◆ Task goal ◆
Print all entries word for word.

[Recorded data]
* * * * *

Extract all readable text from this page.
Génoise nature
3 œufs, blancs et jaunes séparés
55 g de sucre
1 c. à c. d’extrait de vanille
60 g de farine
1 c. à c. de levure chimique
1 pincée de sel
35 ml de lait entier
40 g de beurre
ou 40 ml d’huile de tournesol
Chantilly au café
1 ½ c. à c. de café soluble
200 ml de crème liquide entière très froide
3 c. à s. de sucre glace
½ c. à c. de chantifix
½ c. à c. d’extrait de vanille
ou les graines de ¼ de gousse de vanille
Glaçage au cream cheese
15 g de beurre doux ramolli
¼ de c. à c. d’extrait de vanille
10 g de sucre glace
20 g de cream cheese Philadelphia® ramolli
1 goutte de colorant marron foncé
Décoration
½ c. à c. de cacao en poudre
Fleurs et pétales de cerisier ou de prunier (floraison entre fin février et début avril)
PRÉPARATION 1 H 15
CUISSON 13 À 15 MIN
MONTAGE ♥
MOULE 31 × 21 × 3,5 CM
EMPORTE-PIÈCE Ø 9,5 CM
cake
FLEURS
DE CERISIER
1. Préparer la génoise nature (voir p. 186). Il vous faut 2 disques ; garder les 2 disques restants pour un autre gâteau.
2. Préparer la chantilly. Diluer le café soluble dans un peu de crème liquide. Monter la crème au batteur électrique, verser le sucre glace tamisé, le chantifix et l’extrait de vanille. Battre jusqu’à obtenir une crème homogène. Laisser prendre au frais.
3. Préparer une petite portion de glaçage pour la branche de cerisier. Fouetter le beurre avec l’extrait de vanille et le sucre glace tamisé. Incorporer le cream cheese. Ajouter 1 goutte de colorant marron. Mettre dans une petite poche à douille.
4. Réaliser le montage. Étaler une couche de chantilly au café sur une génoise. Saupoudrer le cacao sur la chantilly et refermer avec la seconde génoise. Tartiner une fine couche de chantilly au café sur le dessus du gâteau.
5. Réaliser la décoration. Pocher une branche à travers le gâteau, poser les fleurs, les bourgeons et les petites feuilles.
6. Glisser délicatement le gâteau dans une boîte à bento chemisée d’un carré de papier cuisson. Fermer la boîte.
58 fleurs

* * * * *

◆ Solution to this task ◆
Extract all readable text from this page.
Génoise nature
3 œufs, blancs et jaunes séparés
55 g de sucre
1 c. à c. d’extrait de vanille
60 g de farine
1 c. à c. de levure chimique
1 pincée de sel
35 ml de lait entier
40 g de beurre
ou 40 ml d’huile de tournesol
Chantilly au café
1 ½ c. à c. de café soluble
200 ml de crème liquide entière très froide
3 c. à s. de sucre glace
½ c. à c. de chantifix
½ c. à c. d’extrait de vanille
ou les graines de ¼ de gousse de vanille
Glaçage au cream cheese
15 g de beurre doux ramolli
¼ de c. à c. d’extrait de vanille
10 g de sucre glace
20 g de cream cheese Philadelphia® ramolli
1 goutte de colorant marron foncé
Décoration
½ c. à c. de cacao en poudre
Fleurs et pétales de cerisier ou de prunier (floraison entre fin février et début avril)
PRÉPARATION 1 H 15
CUISSON 13 À 15 MIN
MONTAGE ♥
MOULE 31 × 21 × 3,5 CM
EMPORTE-PIÈCE Ø 9,5 CM
cake
FLEURS
DE CERISIER
1. Préparer la génoise nature (voir p. 186). Il vous faut 2 disques ; garder les 2 disques restants pour un autre gâteau.
2. Préparer la chantilly. Diluer le café soluble dans un peu de crème liquide. Monter la crème au batteur électrique, verser le sucre glace tamisé, le chantifix et l’extrait de vanille. Battre jusqu’à obtenir une crème homogène. Laisser prendre au frais.
3. Préparer une petite portion de glaçage pour la branche de cerisier. Fouetter le beurre avec l’extrait de vanille et le sucre glace tamisé. Incorporer le cream cheese. Ajouter 1 goutte de colorant marron. Mettre dans une petite poche à douille.
4. Réaliser le montage. Étaler une couche de chantilly au café sur une génoise. Saupoudrer le cacao sur la chantilly et refermer avec la seconde génoise. Tartiner une fine couche de chantilly au café sur le dessus du gâteau.
5. Réaliser la décoration. Pocher une branche à travers le gâteau, poser les fleurs, les bourgeons et les petites feuilles.
6. Glisser délicatement le gâteau dans une boîte à bento chemisée d’un carré de papier cuisson. Fermer la boîte.
58 fleurs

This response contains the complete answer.